### [YOUR TASK]
Extract all of the entries and set them down verbatim.

### [EXCERPTED DATA]
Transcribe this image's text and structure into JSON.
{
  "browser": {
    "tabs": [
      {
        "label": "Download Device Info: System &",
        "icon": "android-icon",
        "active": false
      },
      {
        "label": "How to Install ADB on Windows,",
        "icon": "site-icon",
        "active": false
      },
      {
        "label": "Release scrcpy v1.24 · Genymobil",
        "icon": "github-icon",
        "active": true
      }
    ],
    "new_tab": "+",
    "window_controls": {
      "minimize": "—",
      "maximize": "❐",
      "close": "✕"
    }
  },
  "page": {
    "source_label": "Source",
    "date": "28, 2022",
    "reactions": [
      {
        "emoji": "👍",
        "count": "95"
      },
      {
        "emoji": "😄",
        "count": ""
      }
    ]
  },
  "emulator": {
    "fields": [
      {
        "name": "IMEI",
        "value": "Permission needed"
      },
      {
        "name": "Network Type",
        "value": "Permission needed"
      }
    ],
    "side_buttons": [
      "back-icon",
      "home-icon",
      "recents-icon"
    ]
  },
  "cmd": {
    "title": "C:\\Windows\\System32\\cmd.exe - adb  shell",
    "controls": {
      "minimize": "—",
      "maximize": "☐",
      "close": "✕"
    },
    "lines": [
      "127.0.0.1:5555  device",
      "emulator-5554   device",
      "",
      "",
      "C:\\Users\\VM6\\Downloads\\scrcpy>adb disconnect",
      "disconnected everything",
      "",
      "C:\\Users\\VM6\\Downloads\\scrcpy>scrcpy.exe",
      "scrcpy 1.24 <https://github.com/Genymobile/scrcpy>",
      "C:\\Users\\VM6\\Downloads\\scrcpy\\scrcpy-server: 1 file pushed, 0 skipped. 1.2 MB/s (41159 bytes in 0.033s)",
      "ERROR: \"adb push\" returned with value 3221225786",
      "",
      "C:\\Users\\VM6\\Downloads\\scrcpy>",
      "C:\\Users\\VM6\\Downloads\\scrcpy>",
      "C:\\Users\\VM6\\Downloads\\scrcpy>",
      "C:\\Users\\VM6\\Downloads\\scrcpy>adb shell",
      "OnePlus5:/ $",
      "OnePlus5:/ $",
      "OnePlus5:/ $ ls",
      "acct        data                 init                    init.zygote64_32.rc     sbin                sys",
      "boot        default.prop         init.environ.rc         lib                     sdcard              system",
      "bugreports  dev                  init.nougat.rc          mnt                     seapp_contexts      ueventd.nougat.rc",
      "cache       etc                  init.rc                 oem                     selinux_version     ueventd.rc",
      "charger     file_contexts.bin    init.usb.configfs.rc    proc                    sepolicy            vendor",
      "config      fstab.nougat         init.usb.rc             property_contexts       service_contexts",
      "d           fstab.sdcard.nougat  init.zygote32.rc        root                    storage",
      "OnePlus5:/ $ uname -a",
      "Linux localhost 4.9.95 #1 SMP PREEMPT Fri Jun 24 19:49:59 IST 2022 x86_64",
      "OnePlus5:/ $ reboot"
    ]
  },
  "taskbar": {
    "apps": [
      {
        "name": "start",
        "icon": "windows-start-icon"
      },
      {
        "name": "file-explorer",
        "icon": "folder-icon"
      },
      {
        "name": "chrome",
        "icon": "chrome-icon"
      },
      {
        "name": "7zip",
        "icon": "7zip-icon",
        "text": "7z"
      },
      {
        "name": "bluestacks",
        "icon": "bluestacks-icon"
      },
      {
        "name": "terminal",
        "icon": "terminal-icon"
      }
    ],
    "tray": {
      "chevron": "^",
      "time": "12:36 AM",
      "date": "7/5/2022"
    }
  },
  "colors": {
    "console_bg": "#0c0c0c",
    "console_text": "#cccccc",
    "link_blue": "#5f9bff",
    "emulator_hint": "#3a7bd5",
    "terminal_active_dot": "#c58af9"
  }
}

### [RESULT OF THIS TASK]
Transcribe this image's text and structure into JSON.
{
  "browser": {
    "tabs": [
      {
        "label": "Download Device Info: System &",
        "icon": "android-icon",
        "active": false
      },
      {
        "label": "How to Install ADB on Windows,",
        "icon": "site-icon",
        "active": false
      },
      {
        "label": "Release scrcpy v1.24 · Genymobil",
        "icon": "github-icon",
        "active": true
      }
    ],
    "new_tab": "+",
    "window_controls": {
      "minimize": "—",
      "maximize": "❐",
      "close": "✕"
    }
  },
  "page": {
    "source_label": "Source",
    "date": "28, 2022",
    "reactions": [
      {
        "emoji": "👍",
        "count": "95"
      },
      {
        "emoji": "😄",
        "count": ""
      }
    ]
  },
  "emulator": {
    "fields": [
      {
        "name": "IMEI",
        "value": "Permission needed"
      },
      {
        "name": "Network Type",
        "value": "Permission needed"
      }
    ],
    "side_buttons": [
      "back-icon",
      "home-icon",
      "recents-icon"
    ]
  },
  "cmd": {
    "title": "C:\\Windows\\System32\\cmd.exe - adb  shell",
    "controls": {
      "minimize": "—",
      "maximize": "☐",
      "close": "✕"
    },
    "lines": [
      "127.0.0.1:5555  device",
      "emulator-5554   device",
      "",
      "",
      "C:\\Users\\VM6\\Downloads\\scrcpy>adb disconnect",
      "disconnected everything",
      "",
      "C:\\Users\\VM6\\Downloads\\scrcpy>scrcpy.exe",
      "scrcpy 1.24 <https://github.com/Genymobile/scrcpy>",
      "C:\\Users\\VM6\\Downloads\\scrcpy\\scrcpy-server: 1 file pushed, 0 skipped. 1.2 MB/s (41159 bytes in 0.033s)",
      "ERROR: \"adb push\" returned with value 3221225786",
      "",
      "C:\\Users\\VM6\\Downloads\\scrcpy>",
      "C:\\Users\\VM6\\Downloads\\scrcpy>",
      "C:\\Users\\VM6\\Downloads\\scrcpy>",
      "C:\\Users\\VM6\\Downloads\\scrcpy>adb shell",
      "OnePlus5:/ $",
      "OnePlus5:/ $",
      "OnePlus5:/ $ ls",
      "acct        data                 init                    init.zygote64_32.rc     sbin                sys",
      "boot        default.prop         init.environ.rc         lib                     sdcard              system",
      "bugreports  dev                  init.nougat.rc          mnt                     seapp_contexts      ueventd.nougat.rc",
      "cache       etc                  init.rc                 oem                     selinux_version     ueventd.rc",
      "charger     file_contexts.bin    init.usb.configfs.rc    proc                    sepolicy            vendor",
      "config      fstab.nougat         init.usb.rc             property_contexts       service_contexts",
      "d           fstab.sdcard.nougat  init.zygote32.rc        root                    storage",
      "OnePlus5:/ $ uname -a",
      "Linux localhost 4.9.95 #1 SMP PREEMPT Fri Jun 24 19:49:59 IST 2022 x86_64",
      "OnePlus5:/ $ reboot"
    ]
  },
  "taskbar": {
    "apps": [
      {
        "name": "start",
        "icon": "windows-start-icon"
      },
      {
        "name": "file-explorer",
        "icon": "folder-icon"
      },
      {
        "name": "chrome",
        "icon": "chrome-icon"
      },
      {
        "name": "7zip",
        "icon": "7zip-icon",
        "text": "7z"
      },
      {
        "name": "bluestacks",
        "icon": "bluestacks-icon"
      },
      {
        "name": "terminal",
        "icon": "terminal-icon"
      }
    ],
    "tray": {
      "chevron": "^",
      "time": "12:36 AM",
      "date": "7/5/2022"
    }
  },
  "colors": {
    "console_bg": "#0c0c0c",
    "console_text": "#cccccc",
    "link_blue": "#5f9bff",
    "emulator_hint": "#3a7bd5",
    "terminal_active_dot": "#c58af9"
  }
}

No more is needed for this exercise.